What is needed
Count how many lines mention the word "name". Write that number alone.

(Dataset excerpts)
-- BEGIN --
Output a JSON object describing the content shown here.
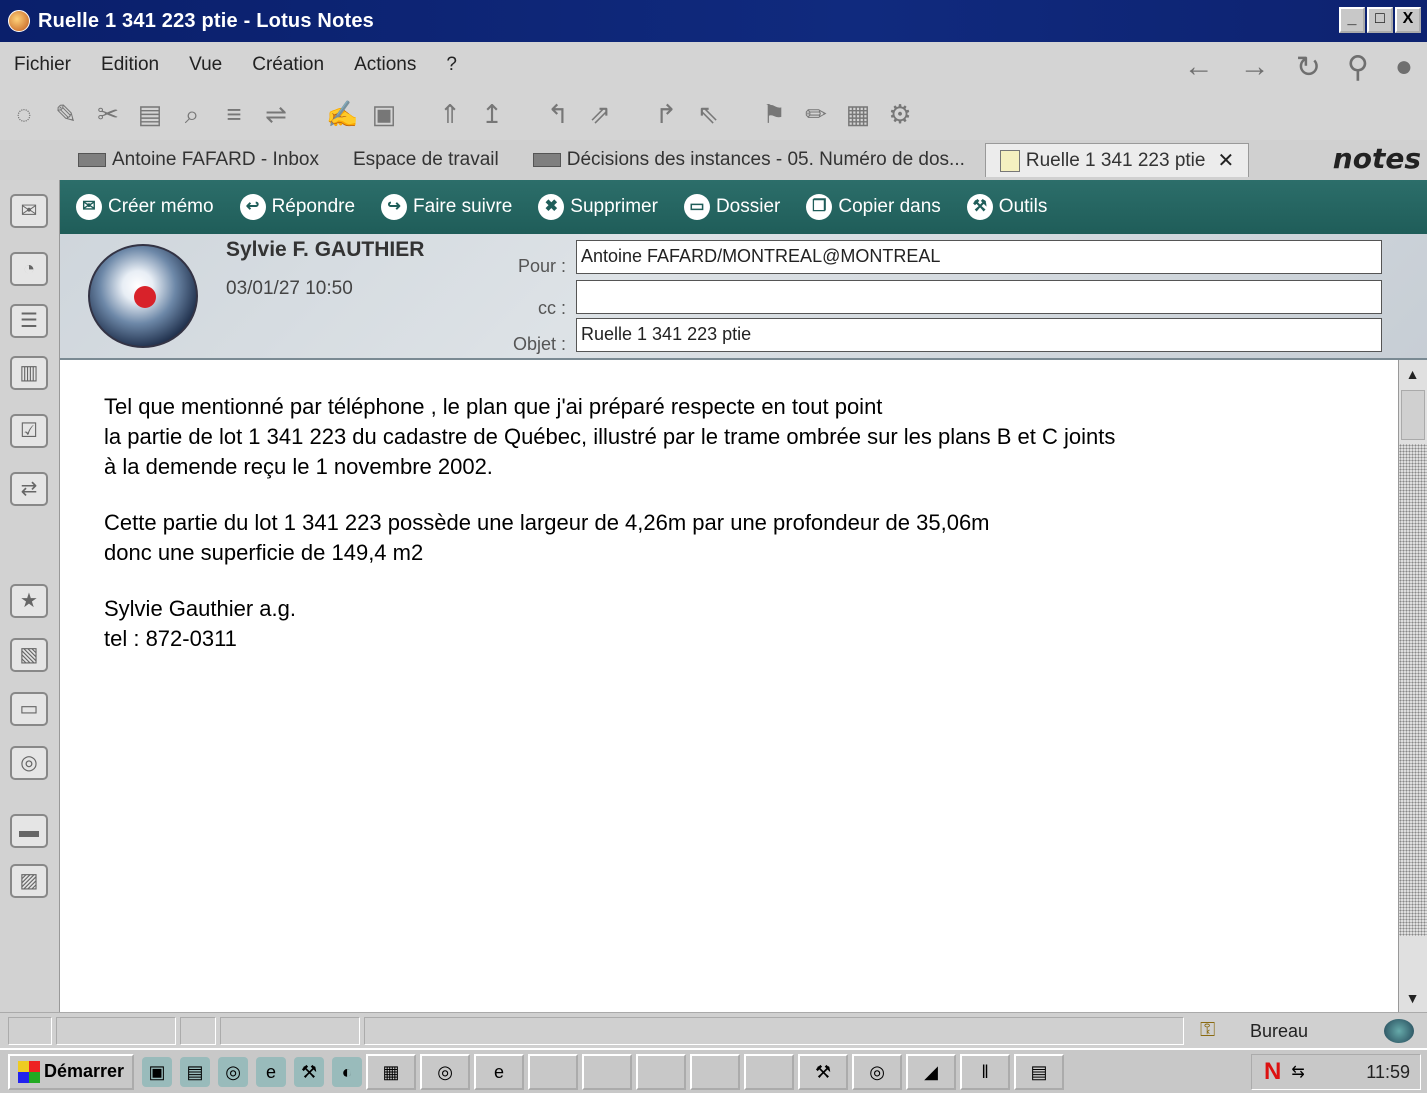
{
  "window": {
    "title": "Ruelle 1 341 223 ptie - Lotus Notes",
    "minimize": "_",
    "maximize": "□",
    "close": "X"
  },
  "menu": {
    "items": [
      "Fichier",
      "Edition",
      "Vue",
      "Création",
      "Actions",
      "?"
    ]
  },
  "tabs": [
    {
      "label": "Antoine FAFARD - Inbox"
    },
    {
      "label": "Espace de travail"
    },
    {
      "label": "Décisions des instances - 05. Numéro de dos..."
    },
    {
      "label": "Ruelle 1 341 223 ptie",
      "close": "✕"
    }
  ],
  "brand": "notes",
  "actions": [
    {
      "label": "Créer mémo",
      "icon": "memo-icon"
    },
    {
      "label": "Répondre",
      "icon": "reply-icon"
    },
    {
      "label": "Faire suivre",
      "icon": "forward-icon"
    },
    {
      "label": "Supprimer",
      "icon": "delete-icon"
    },
    {
      "label": "Dossier",
      "icon": "folder-icon"
    },
    {
      "label": "Copier dans",
      "icon": "copy-icon"
    },
    {
      "label": "Outils",
      "icon": "tools-icon"
    }
  ],
  "message": {
    "sender": "Sylvie F. GAUTHIER",
    "date": "03/01/27 10:50",
    "to_label": "Pour :",
    "to": "Antoine FAFARD/MONTREAL@MONTREAL",
    "cc_label": "cc :",
    "cc": "",
    "subject_label": "Objet :",
    "subject": "Ruelle 1 341 223 ptie",
    "body_lines": [
      "Tel que mentionné par téléphone , le plan que j'ai préparé respecte en tout point",
      "la partie de lot 1 341 223 du cadastre de Québec, illustré par le trame ombrée sur les plans B et C joints",
      "à la demende reçu le 1 novembre 2002.",
      "Cette partie du lot 1 341 223 possède une largeur de 4,26m par une profondeur de 35,06m",
      "donc une superficie de 149,4 m2",
      "Sylvie Gauthier a.g.",
      "tel : 872-0311"
    ]
  },
  "status": {
    "location": "Bureau"
  },
  "taskbar": {
    "start": "Démarrer",
    "clock": "11:59"
  },
  "colors": {
    "titlebar": "#0a1f6b",
    "actionbar": "#1f5d59"
  }
}
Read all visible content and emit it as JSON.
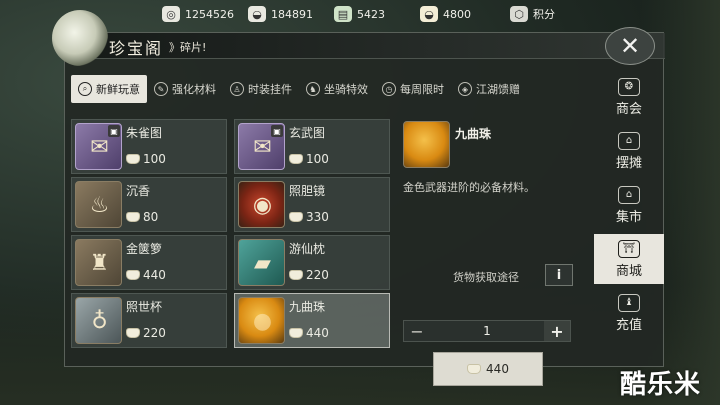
{
  "currencies": [
    {
      "icon": "film-reel-icon",
      "value": "1254526"
    },
    {
      "icon": "silver-ingot-icon",
      "value": "184891"
    },
    {
      "icon": "green-ticket-icon",
      "value": "5423"
    },
    {
      "icon": "gold-ingot-icon",
      "value": "4800"
    },
    {
      "icon": "points-badge-icon",
      "value": "积分"
    }
  ],
  "window": {
    "title": "珍宝阁",
    "breadcrumb": "》碎片!",
    "close_label": "✕"
  },
  "tabs": [
    {
      "label": "新鲜玩意",
      "icon": "magnifier-icon",
      "active": true
    },
    {
      "label": "强化材料",
      "icon": "feather-icon",
      "active": false
    },
    {
      "label": "时装挂件",
      "icon": "robe-icon",
      "active": false
    },
    {
      "label": "坐骑特效",
      "icon": "horse-icon",
      "active": false
    },
    {
      "label": "每周限时",
      "icon": "clock-icon",
      "active": false
    },
    {
      "label": "江湖馈赠",
      "icon": "gift-icon",
      "active": false
    }
  ],
  "items": [
    {
      "name": "朱雀图",
      "price": "100",
      "locked": true,
      "rare": true,
      "glyph": "✉"
    },
    {
      "name": "玄武图",
      "price": "100",
      "locked": true,
      "rare": true,
      "glyph": "✉"
    },
    {
      "name": "沉香",
      "price": "80",
      "locked": false,
      "rare": false,
      "glyph": "♨"
    },
    {
      "name": "照胆镜",
      "price": "330",
      "locked": false,
      "rare": false,
      "glyph": "◉"
    },
    {
      "name": "金箧箩",
      "price": "440",
      "locked": false,
      "rare": false,
      "glyph": "♜"
    },
    {
      "name": "游仙枕",
      "price": "220",
      "locked": false,
      "rare": false,
      "glyph": "▰"
    },
    {
      "name": "照世杯",
      "price": "220",
      "locked": false,
      "rare": false,
      "glyph": "♁"
    },
    {
      "name": "九曲珠",
      "price": "440",
      "locked": false,
      "rare": false,
      "glyph": "●",
      "selected": true
    }
  ],
  "detail": {
    "name": "九曲珠",
    "description": "金色武器进阶的必备材料。",
    "source_label": "货物获取途径",
    "info_label": "i",
    "quantity": "1",
    "minus_label": "−",
    "plus_label": "+",
    "buy_price": "440"
  },
  "side_nav": [
    {
      "label": "商会",
      "icon": "guild-emblem-icon",
      "active": false
    },
    {
      "label": "摆摊",
      "icon": "stall-icon",
      "active": false
    },
    {
      "label": "集市",
      "icon": "market-icon",
      "active": false
    },
    {
      "label": "商城",
      "icon": "pavilion-icon",
      "active": true
    },
    {
      "label": "充值",
      "icon": "money-bag-icon",
      "active": false
    }
  ],
  "watermark": "酷乐米"
}
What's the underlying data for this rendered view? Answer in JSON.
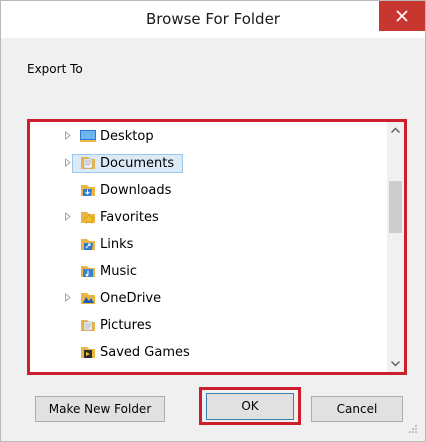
{
  "dialog": {
    "title": "Browse For Folder",
    "description": "Export To"
  },
  "tree": {
    "items": [
      {
        "label": "Desktop",
        "expandable": true,
        "icon": "desktop-folder-icon",
        "selected": false
      },
      {
        "label": "Documents",
        "expandable": true,
        "icon": "documents-folder-icon",
        "selected": true
      },
      {
        "label": "Downloads",
        "expandable": false,
        "icon": "downloads-folder-icon",
        "selected": false
      },
      {
        "label": "Favorites",
        "expandable": true,
        "icon": "favorites-folder-icon",
        "selected": false
      },
      {
        "label": "Links",
        "expandable": false,
        "icon": "links-folder-icon",
        "selected": false
      },
      {
        "label": "Music",
        "expandable": false,
        "icon": "music-folder-icon",
        "selected": false
      },
      {
        "label": "OneDrive",
        "expandable": true,
        "icon": "onedrive-folder-icon",
        "selected": false
      },
      {
        "label": "Pictures",
        "expandable": false,
        "icon": "pictures-folder-icon",
        "selected": false
      },
      {
        "label": "Saved Games",
        "expandable": false,
        "icon": "saved-games-folder-icon",
        "selected": false
      }
    ]
  },
  "buttons": {
    "make_new_folder": "Make New Folder",
    "ok": "OK",
    "cancel": "Cancel"
  },
  "colors": {
    "highlight": "#cc1f2b",
    "close": "#c7372f",
    "selection": "#dceaf8"
  }
}
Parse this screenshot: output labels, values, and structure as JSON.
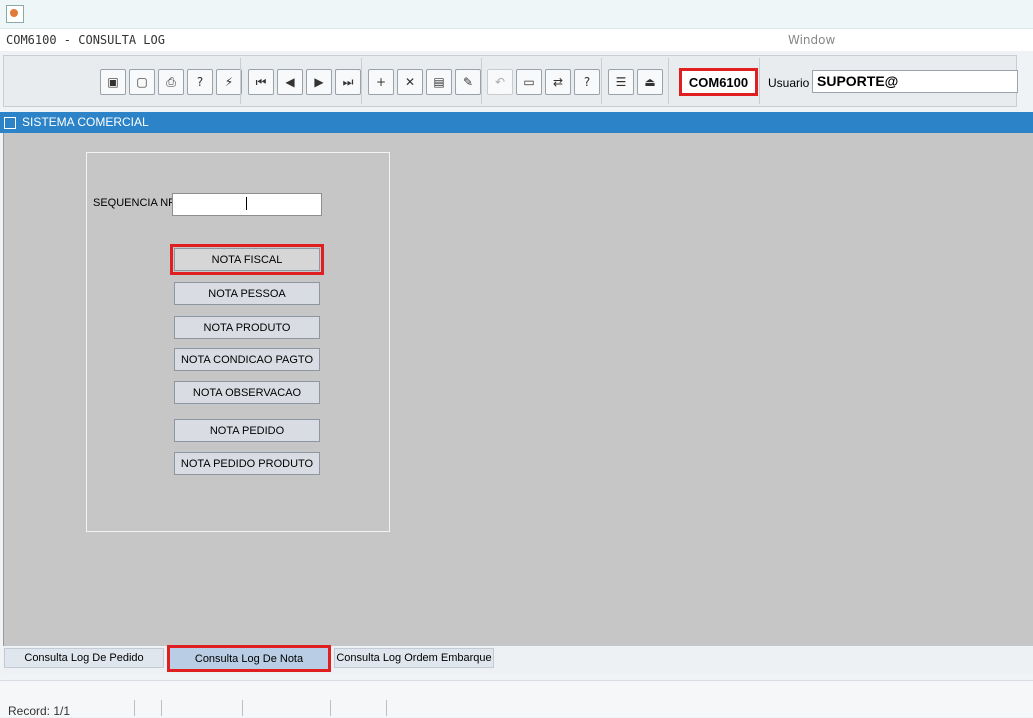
{
  "window": {
    "title": "COM6100 - CONSULTA LOG",
    "menu": "Window"
  },
  "toolbar": {
    "group1": [
      "save-icon",
      "print-preview-icon",
      "printer-icon",
      "help-query-icon",
      "execute-icon"
    ],
    "nav": [
      "first-record-icon",
      "previous-record-icon",
      "next-record-icon",
      "last-record-icon"
    ],
    "edit": [
      "insert-record-icon",
      "delete-record-icon",
      "list-values-icon",
      "clear-icon"
    ],
    "misc": [
      "undo-icon",
      "clipboard-icon",
      "transfer-icon",
      "help-icon"
    ],
    "menu_icons": [
      "menu-icon",
      "exit-icon"
    ],
    "form_code": "COM6100",
    "user_label": "Usuario",
    "user_value": "SUPORTE@"
  },
  "section": {
    "title": "SISTEMA COMERCIAL"
  },
  "form": {
    "seq_label": "SEQUENCIA NF",
    "seq_value": "",
    "buttons": {
      "nota_fiscal": "NOTA FISCAL",
      "nota_pessoa": "NOTA PESSOA",
      "nota_produto": "NOTA PRODUTO",
      "nota_condicao": "NOTA CONDICAO PAGTO",
      "nota_observacao": "NOTA OBSERVACAO",
      "nota_pedido": "NOTA PEDIDO",
      "nota_pedido_produto": "NOTA PEDIDO PRODUTO"
    }
  },
  "tabs": {
    "pedido": "Consulta Log De Pedido",
    "nota": "Consulta Log De Nota",
    "ordem": "Consulta Log Ordem Embarque"
  },
  "status": {
    "record": "Record: 1/1"
  },
  "colors": {
    "highlight": "#e02020",
    "section_bar": "#2c83c7",
    "canvas": "#c6c6c6"
  }
}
-- END --
Reply
9